* [Given records]:
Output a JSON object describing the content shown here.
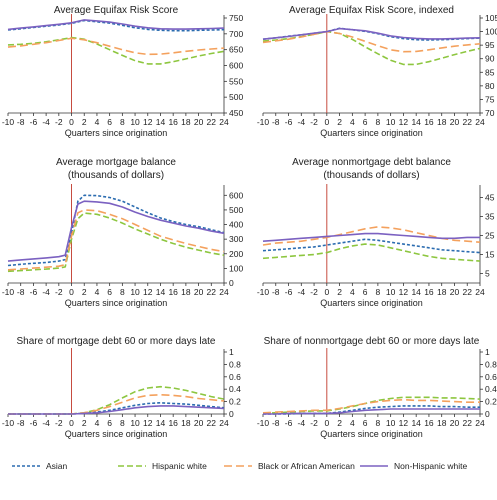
{
  "colors": {
    "asian": "#2b6cb0",
    "hispanic_white": "#8dc63f",
    "black": "#f4a15d",
    "non_hispanic_white": "#7b61c1",
    "origination_line": "#c0392b",
    "axis": "#333333"
  },
  "legend": {
    "items": [
      {
        "key": "asian",
        "label": "Asian",
        "dash": "3,2"
      },
      {
        "key": "hispanic_white",
        "label": "Hispanic white",
        "dash": "6,3"
      },
      {
        "key": "black",
        "label": "Black or African American",
        "dash": "8,4"
      },
      {
        "key": "non_hispanic_white",
        "label": "Non-Hispanic white",
        "dash": ""
      }
    ]
  },
  "chart_data": [
    {
      "type": "line",
      "title": "Average Equifax Risk Score",
      "xlabel": "Quarters since origination",
      "xlim": [
        -10,
        24
      ],
      "ylim": [
        450,
        750
      ],
      "xticks": [
        -10,
        -8,
        -6,
        -4,
        -2,
        0,
        2,
        4,
        6,
        8,
        10,
        12,
        14,
        16,
        18,
        20,
        22,
        24
      ],
      "yticks": [
        450,
        500,
        550,
        600,
        650,
        700,
        750
      ],
      "x": [
        -10,
        -8,
        -6,
        -4,
        -2,
        0,
        2,
        4,
        6,
        8,
        10,
        12,
        14,
        16,
        18,
        20,
        22,
        24
      ],
      "series": [
        {
          "key": "asian",
          "values": [
            712,
            716,
            720,
            724,
            728,
            733,
            742,
            738,
            734,
            727,
            719,
            714,
            711,
            710,
            710,
            711,
            712,
            713
          ]
        },
        {
          "key": "hispanic_white",
          "values": [
            665,
            667,
            670,
            675,
            681,
            688,
            683,
            668,
            650,
            632,
            615,
            605,
            605,
            612,
            621,
            630,
            638,
            645
          ]
        },
        {
          "key": "black",
          "values": [
            658,
            662,
            667,
            672,
            679,
            686,
            681,
            672,
            661,
            650,
            640,
            635,
            636,
            640,
            645,
            649,
            652,
            655
          ]
        },
        {
          "key": "non_hispanic_white",
          "values": [
            714,
            718,
            722,
            726,
            730,
            735,
            744,
            741,
            737,
            731,
            724,
            719,
            716,
            715,
            715,
            716,
            717,
            718
          ]
        }
      ]
    },
    {
      "type": "line",
      "title": "Average Equifax Risk Score, indexed",
      "xlabel": "Quarters since origination",
      "xlim": [
        -10,
        24
      ],
      "ylim": [
        70,
        105
      ],
      "xticks": [
        -10,
        -8,
        -6,
        -4,
        -2,
        0,
        2,
        4,
        6,
        8,
        10,
        12,
        14,
        16,
        18,
        20,
        22,
        24
      ],
      "yticks": [
        70,
        75,
        80,
        85,
        90,
        95,
        100,
        105
      ],
      "x": [
        -10,
        -8,
        -6,
        -4,
        -2,
        0,
        2,
        4,
        6,
        8,
        10,
        12,
        14,
        16,
        18,
        20,
        22,
        24
      ],
      "series": [
        {
          "key": "asian",
          "values": [
            97.2,
            97.7,
            98.3,
            98.8,
            99.4,
            100,
            101.2,
            100.7,
            100.1,
            99.2,
            98.1,
            97.4,
            97.0,
            96.9,
            97.0,
            97.2,
            97.4,
            97.6
          ]
        },
        {
          "key": "hispanic_white",
          "values": [
            96.5,
            96.9,
            97.4,
            98.1,
            99.0,
            100,
            99.3,
            97.1,
            94.4,
            91.8,
            89.4,
            87.9,
            87.9,
            88.9,
            90.2,
            91.5,
            92.7,
            93.8
          ]
        },
        {
          "key": "black",
          "values": [
            96.0,
            96.6,
            97.2,
            98.0,
            99.0,
            100,
            99.3,
            98.0,
            96.4,
            94.8,
            93.3,
            92.6,
            92.7,
            93.3,
            94.0,
            94.6,
            95.1,
            95.5
          ]
        },
        {
          "key": "non_hispanic_white",
          "values": [
            97.2,
            97.7,
            98.2,
            98.8,
            99.4,
            100,
            101.1,
            100.7,
            100.3,
            99.4,
            98.4,
            97.8,
            97.5,
            97.3,
            97.3,
            97.4,
            97.6,
            97.7
          ]
        }
      ]
    },
    {
      "type": "line",
      "title": "Average mortgage balance",
      "subtitle": "(thousands of dollars)",
      "xlabel": "Quarters since origination",
      "xlim": [
        -10,
        24
      ],
      "ylim": [
        0,
        650
      ],
      "xticks": [
        -10,
        -8,
        -6,
        -4,
        -2,
        0,
        2,
        4,
        6,
        8,
        10,
        12,
        14,
        16,
        18,
        20,
        22,
        24
      ],
      "yticks": [
        0,
        100,
        200,
        300,
        400,
        500,
        600
      ],
      "x": [
        -10,
        -8,
        -6,
        -4,
        -2,
        -1,
        0,
        1,
        2,
        4,
        6,
        8,
        10,
        12,
        14,
        16,
        18,
        20,
        22,
        24
      ],
      "series": [
        {
          "key": "asian",
          "values": [
            120,
            128,
            135,
            140,
            150,
            160,
            340,
            560,
            600,
            598,
            585,
            560,
            520,
            480,
            445,
            420,
            400,
            385,
            365,
            345
          ]
        },
        {
          "key": "hispanic_white",
          "values": [
            80,
            85,
            90,
            95,
            102,
            110,
            300,
            440,
            478,
            470,
            445,
            410,
            370,
            335,
            300,
            270,
            245,
            225,
            205,
            190
          ]
        },
        {
          "key": "black",
          "values": [
            90,
            96,
            102,
            108,
            115,
            125,
            320,
            480,
            500,
            495,
            470,
            440,
            400,
            360,
            320,
            295,
            270,
            250,
            230,
            215
          ]
        },
        {
          "key": "non_hispanic_white",
          "values": [
            150,
            158,
            165,
            172,
            180,
            190,
            380,
            540,
            560,
            555,
            545,
            520,
            485,
            455,
            430,
            410,
            390,
            375,
            355,
            340
          ]
        }
      ]
    },
    {
      "type": "line",
      "title": "Average nonmortgage debt balance",
      "subtitle": "(thousands of dollars)",
      "xlabel": "Quarters since origination",
      "xlim": [
        -10,
        24
      ],
      "ylim": [
        0,
        50
      ],
      "xticks": [
        -10,
        -8,
        -6,
        -4,
        -2,
        0,
        2,
        4,
        6,
        8,
        10,
        12,
        14,
        16,
        18,
        20,
        22,
        24
      ],
      "yticks": [
        5,
        15,
        25,
        35,
        45
      ],
      "x": [
        -10,
        -8,
        -6,
        -4,
        -2,
        0,
        2,
        4,
        6,
        8,
        10,
        12,
        14,
        16,
        18,
        20,
        22,
        24
      ],
      "series": [
        {
          "key": "asian",
          "values": [
            17,
            17.5,
            18,
            18.5,
            19,
            20,
            21,
            22,
            23,
            22.5,
            21.5,
            20.5,
            19.5,
            18.5,
            17.5,
            17,
            16.5,
            16
          ]
        },
        {
          "key": "hispanic_white",
          "values": [
            13,
            13.5,
            14,
            14.5,
            15,
            16,
            18,
            19.5,
            20.5,
            20,
            18.5,
            17,
            15.5,
            14,
            13,
            12.5,
            12,
            11.5
          ]
        },
        {
          "key": "black",
          "values": [
            20,
            21,
            21.5,
            22,
            23,
            24,
            25.5,
            27,
            28.5,
            29.5,
            29,
            28,
            26.5,
            25,
            23.5,
            22.5,
            22,
            21.5
          ]
        },
        {
          "key": "non_hispanic_white",
          "values": [
            22,
            22.5,
            23,
            23.5,
            24,
            24.5,
            25,
            25.5,
            26,
            26,
            25.5,
            25,
            24.5,
            24,
            23.5,
            23.5,
            24,
            24
          ]
        }
      ]
    },
    {
      "type": "line",
      "title": "Share of mortgage debt 60 or more days late",
      "xlabel": "Quarters since origination",
      "xlim": [
        -10,
        24
      ],
      "ylim": [
        0,
        1
      ],
      "xticks": [
        -10,
        -8,
        -6,
        -4,
        -2,
        0,
        2,
        4,
        6,
        8,
        10,
        12,
        14,
        16,
        18,
        20,
        22,
        24
      ],
      "yticks": [
        0,
        0.2,
        0.4,
        0.6,
        0.8,
        1
      ],
      "x": [
        -10,
        -8,
        -6,
        -4,
        -2,
        0,
        2,
        4,
        6,
        8,
        10,
        12,
        14,
        16,
        18,
        20,
        22,
        24
      ],
      "series": [
        {
          "key": "asian",
          "values": [
            0,
            0,
            0,
            0,
            0,
            0,
            0.01,
            0.03,
            0.06,
            0.1,
            0.14,
            0.17,
            0.18,
            0.17,
            0.16,
            0.14,
            0.12,
            0.1
          ]
        },
        {
          "key": "hispanic_white",
          "values": [
            0,
            0,
            0,
            0,
            0,
            0,
            0.02,
            0.07,
            0.15,
            0.26,
            0.36,
            0.42,
            0.44,
            0.42,
            0.38,
            0.33,
            0.28,
            0.24
          ]
        },
        {
          "key": "black",
          "values": [
            0,
            0,
            0,
            0,
            0,
            0,
            0.02,
            0.06,
            0.12,
            0.19,
            0.26,
            0.3,
            0.31,
            0.3,
            0.28,
            0.25,
            0.23,
            0.21
          ]
        },
        {
          "key": "non_hispanic_white",
          "values": [
            0,
            0,
            0,
            0,
            0,
            0,
            0.01,
            0.02,
            0.04,
            0.07,
            0.1,
            0.12,
            0.13,
            0.13,
            0.12,
            0.11,
            0.1,
            0.09
          ]
        }
      ]
    },
    {
      "type": "line",
      "title": "Share of nonmortgage debt 60 or more days late",
      "xlabel": "Quarters since origination",
      "xlim": [
        -10,
        24
      ],
      "ylim": [
        0,
        1
      ],
      "xticks": [
        -10,
        -8,
        -6,
        -4,
        -2,
        0,
        2,
        4,
        6,
        8,
        10,
        12,
        14,
        16,
        18,
        20,
        22,
        24
      ],
      "yticks": [
        0,
        0.2,
        0.4,
        0.6,
        0.8,
        1
      ],
      "x": [
        -10,
        -8,
        -6,
        -4,
        -2,
        0,
        2,
        4,
        6,
        8,
        10,
        12,
        14,
        16,
        18,
        20,
        22,
        24
      ],
      "series": [
        {
          "key": "asian",
          "values": [
            0,
            0,
            0,
            0.01,
            0.01,
            0.01,
            0.03,
            0.06,
            0.09,
            0.11,
            0.12,
            0.13,
            0.13,
            0.13,
            0.12,
            0.12,
            0.11,
            0.11
          ]
        },
        {
          "key": "hispanic_white",
          "values": [
            0.01,
            0.02,
            0.03,
            0.04,
            0.05,
            0.05,
            0.08,
            0.12,
            0.17,
            0.22,
            0.25,
            0.27,
            0.27,
            0.27,
            0.26,
            0.26,
            0.25,
            0.24
          ]
        },
        {
          "key": "black",
          "values": [
            0.02,
            0.03,
            0.04,
            0.05,
            0.06,
            0.06,
            0.09,
            0.13,
            0.17,
            0.2,
            0.22,
            0.23,
            0.22,
            0.22,
            0.21,
            0.2,
            0.19,
            0.19
          ]
        },
        {
          "key": "non_hispanic_white",
          "values": [
            0,
            0,
            0.01,
            0.01,
            0.01,
            0.01,
            0.02,
            0.04,
            0.06,
            0.07,
            0.08,
            0.08,
            0.08,
            0.08,
            0.08,
            0.08,
            0.08,
            0.08
          ]
        }
      ]
    }
  ]
}
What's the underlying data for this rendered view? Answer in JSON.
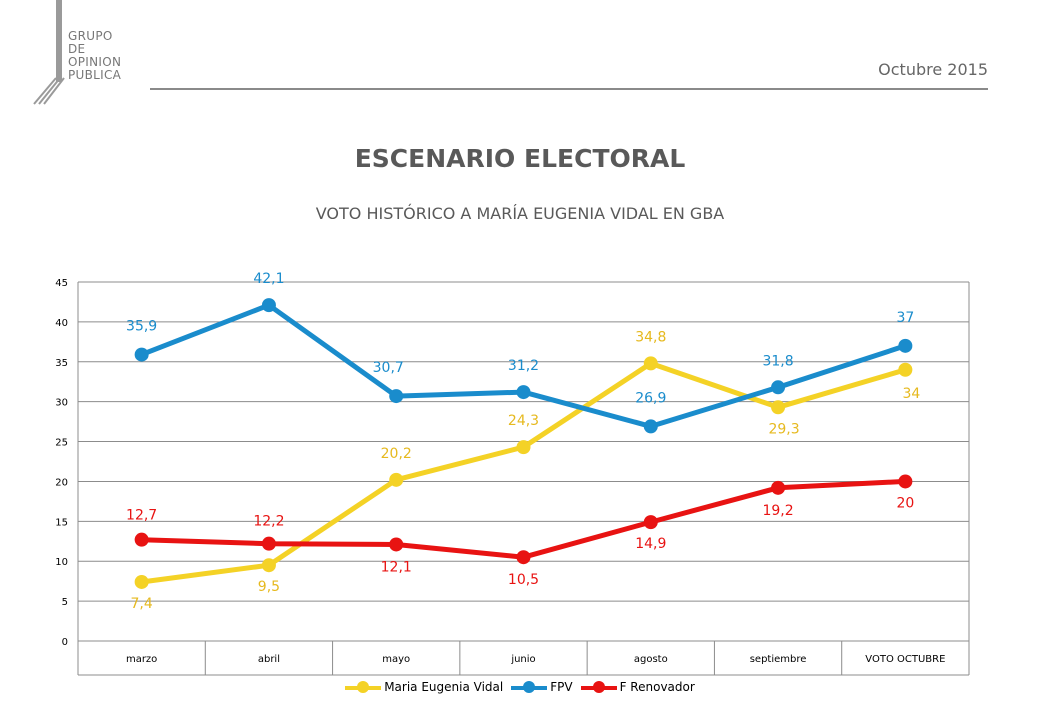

* [Exercise]: Show, from the listing above, each line that contains the word "Average".

* [Task answer]:
      "title": "Average Equifax Risk Score",
      "title": "Average Equifax Risk Score, indexed",
      "title": "Average mortgage balance",
      "title": "Average nonmortgage debt balance",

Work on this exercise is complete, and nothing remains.